— WHAT YOU WILL DO —
Output each line exactly as it appears, skipping any embedded picture.
____________
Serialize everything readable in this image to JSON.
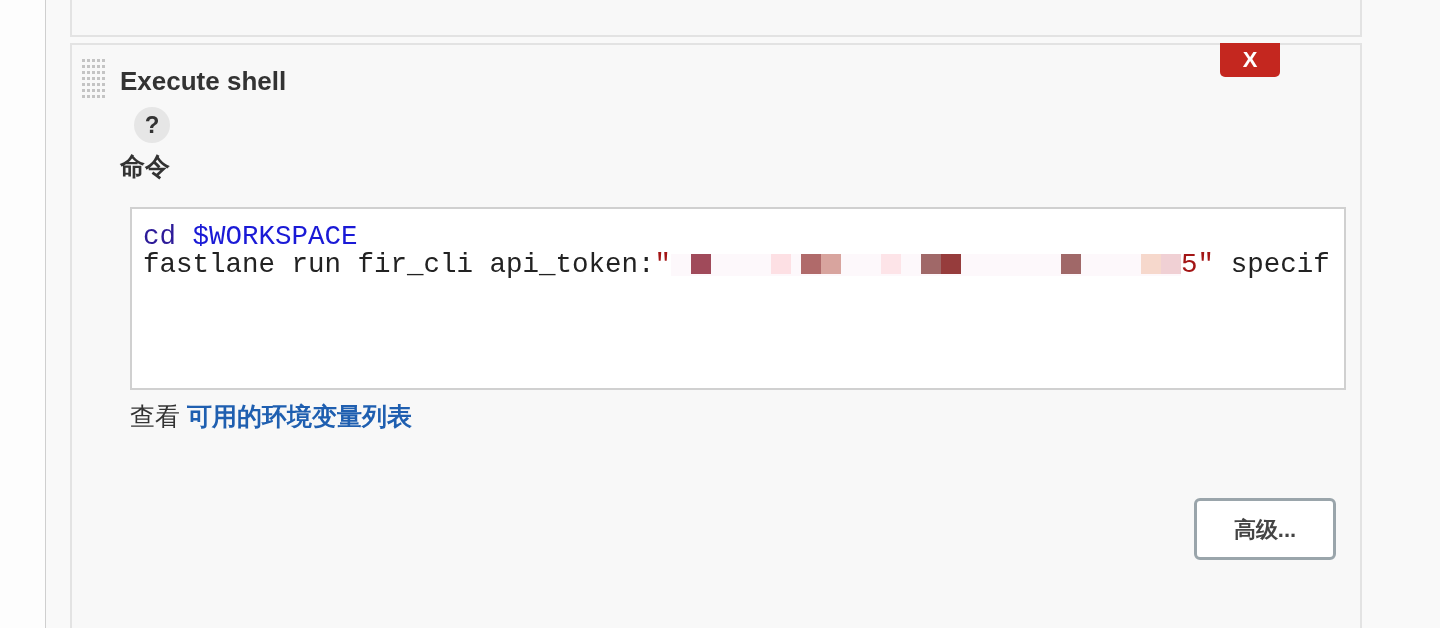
{
  "step": {
    "title": "Execute shell",
    "delete_button": "X",
    "help_button": "?",
    "field_label": "命令",
    "command_lines": [
      [
        {
          "kind": "keyword",
          "text": "cd"
        },
        {
          "kind": "space"
        },
        {
          "kind": "variable",
          "text": "$WORKSPACE"
        }
      ],
      [
        {
          "kind": "plain",
          "text": "fastlane run fir_cli api_token:"
        },
        {
          "kind": "string",
          "text": "\""
        },
        {
          "kind": "redacted"
        },
        {
          "kind": "string",
          "text": "5\""
        },
        {
          "kind": "plain",
          "text": " specif"
        }
      ]
    ],
    "hint_prefix": "查看",
    "hint_link": "可用的环境变量列表",
    "advanced_button": "高级..."
  }
}
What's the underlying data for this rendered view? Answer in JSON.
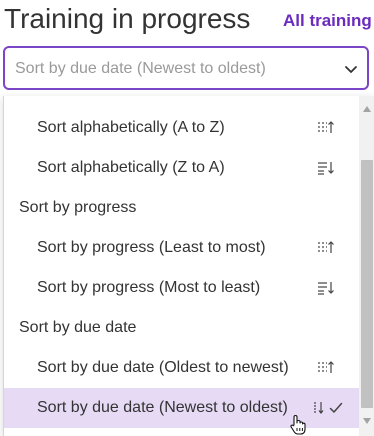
{
  "header": {
    "title": "Training in progress",
    "all_training_link": "All training"
  },
  "sort_select": {
    "value": "Sort by due date (Newest to oldest)",
    "chevron_icon": "chevron-down-icon"
  },
  "dropdown": {
    "items": [
      {
        "label": "Sort alphabetically (A to Z)",
        "icon": "sort-ascending-icon"
      },
      {
        "label": "Sort alphabetically (Z to A)",
        "icon": "sort-descending-icon"
      },
      {
        "heading": "Sort by progress"
      },
      {
        "label": "Sort by progress (Least to most)",
        "icon": "sort-ascending-icon"
      },
      {
        "label": "Sort by progress (Most to least)",
        "icon": "sort-descending-icon"
      },
      {
        "heading": "Sort by due date"
      },
      {
        "label": "Sort by due date (Oldest to newest)",
        "icon": "sort-ascending-icon"
      },
      {
        "label": "Sort by due date (Newest to oldest)",
        "icon": "sort-descending-icon",
        "selected": true
      }
    ]
  },
  "colors": {
    "accent": "#7b45c7",
    "link": "#6b2bbd",
    "selected_bg": "#e6daf5",
    "text": "#333333",
    "placeholder": "#9a9a9a"
  }
}
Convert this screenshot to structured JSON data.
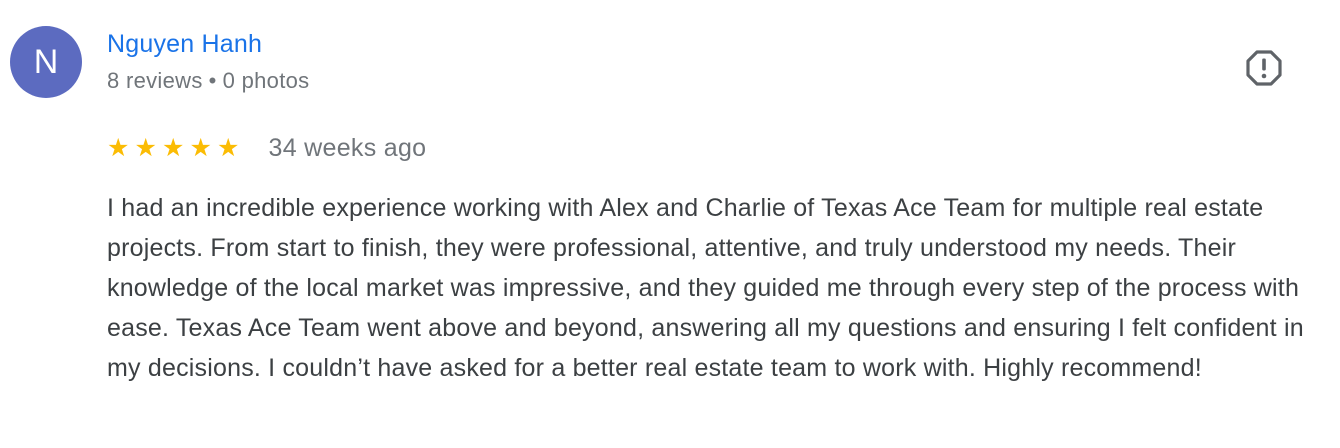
{
  "reviewer": {
    "initial": "N",
    "name": "Nguyen Hanh",
    "reviews": "8 reviews",
    "separator": "•",
    "photos": "0 photos",
    "avatar_color": "#5c6bc0"
  },
  "report": {
    "icon": "report-flag-icon"
  },
  "review": {
    "rating": 5,
    "max_rating": 5,
    "star_color": "#fbbc04",
    "date": "34 weeks ago",
    "text": "I had an incredible experience working with Alex and Charlie of Texas Ace Team for multiple real estate projects. From start to finish, they were professional, attentive, and truly understood my needs. Their knowledge of the local market was impressive, and they guided me through every step of the process with ease. Texas Ace Team went above and beyond, answering all my questions and ensuring I felt confident in my decisions. I couldn’t have asked for a better real estate team to work with. Highly recommend!"
  },
  "colors": {
    "name_link": "#1a73e8",
    "meta_text": "#70757a",
    "body_text": "#3c4043"
  }
}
____________
— THE OUTPUT —
Serialize everything readable in this image to JSON.
{
  "step": {
    "title": "Execute shell",
    "delete_button": "X",
    "help_button": "?",
    "field_label": "命令",
    "command_lines": [
      [
        {
          "kind": "keyword",
          "text": "cd"
        },
        {
          "kind": "space"
        },
        {
          "kind": "variable",
          "text": "$WORKSPACE"
        }
      ],
      [
        {
          "kind": "plain",
          "text": "fastlane run fir_cli api_token:"
        },
        {
          "kind": "string",
          "text": "\""
        },
        {
          "kind": "redacted"
        },
        {
          "kind": "string",
          "text": "5\""
        },
        {
          "kind": "plain",
          "text": " specif"
        }
      ]
    ],
    "hint_prefix": "查看",
    "hint_link": "可用的环境变量列表",
    "advanced_button": "高级..."
  }
}
What's the underlying data for this rendered view? Answer in JSON.
{
  "header": {
    "title": "Training in progress",
    "all_training_link": "All training"
  },
  "sort_select": {
    "value": "Sort by due date (Newest to oldest)",
    "chevron_icon": "chevron-down-icon"
  },
  "dropdown": {
    "items": [
      {
        "label": "Sort alphabetically (A to Z)",
        "icon": "sort-ascending-icon"
      },
      {
        "label": "Sort alphabetically (Z to A)",
        "icon": "sort-descending-icon"
      },
      {
        "heading": "Sort by progress"
      },
      {
        "label": "Sort by progress (Least to most)",
        "icon": "sort-ascending-icon"
      },
      {
        "label": "Sort by progress (Most to least)",
        "icon": "sort-descending-icon"
      },
      {
        "heading": "Sort by due date"
      },
      {
        "label": "Sort by due date (Oldest to newest)",
        "icon": "sort-ascending-icon"
      },
      {
        "label": "Sort by due date (Newest to oldest)",
        "icon": "sort-descending-icon",
        "selected": true
      }
    ]
  },
  "colors": {
    "accent": "#7b45c7",
    "link": "#6b2bbd",
    "selected_bg": "#e6daf5",
    "text": "#333333",
    "placeholder": "#9a9a9a"
  }
}
Convert this screenshot to structured JSON data.
{
  "reviewer": {
    "initial": "N",
    "name": "Nguyen Hanh",
    "reviews": "8 reviews",
    "separator": "•",
    "photos": "0 photos",
    "avatar_color": "#5c6bc0"
  },
  "report": {
    "icon": "report-flag-icon"
  },
  "review": {
    "rating": 5,
    "max_rating": 5,
    "star_color": "#fbbc04",
    "date": "34 weeks ago",
    "text": "I had an incredible experience working with Alex and Charlie of Texas Ace Team for multiple real estate projects. From start to finish, they were professional, attentive, and truly understood my needs. Their knowledge of the local market was impressive, and they guided me through every step of the process with ease. Texas Ace Team went above and beyond, answering all my questions and ensuring I felt confident in my decisions. I couldn’t have asked for a better real estate team to work with. Highly recommend!"
  },
  "colors": {
    "name_link": "#1a73e8",
    "meta_text": "#70757a",
    "body_text": "#3c4043"
  }
}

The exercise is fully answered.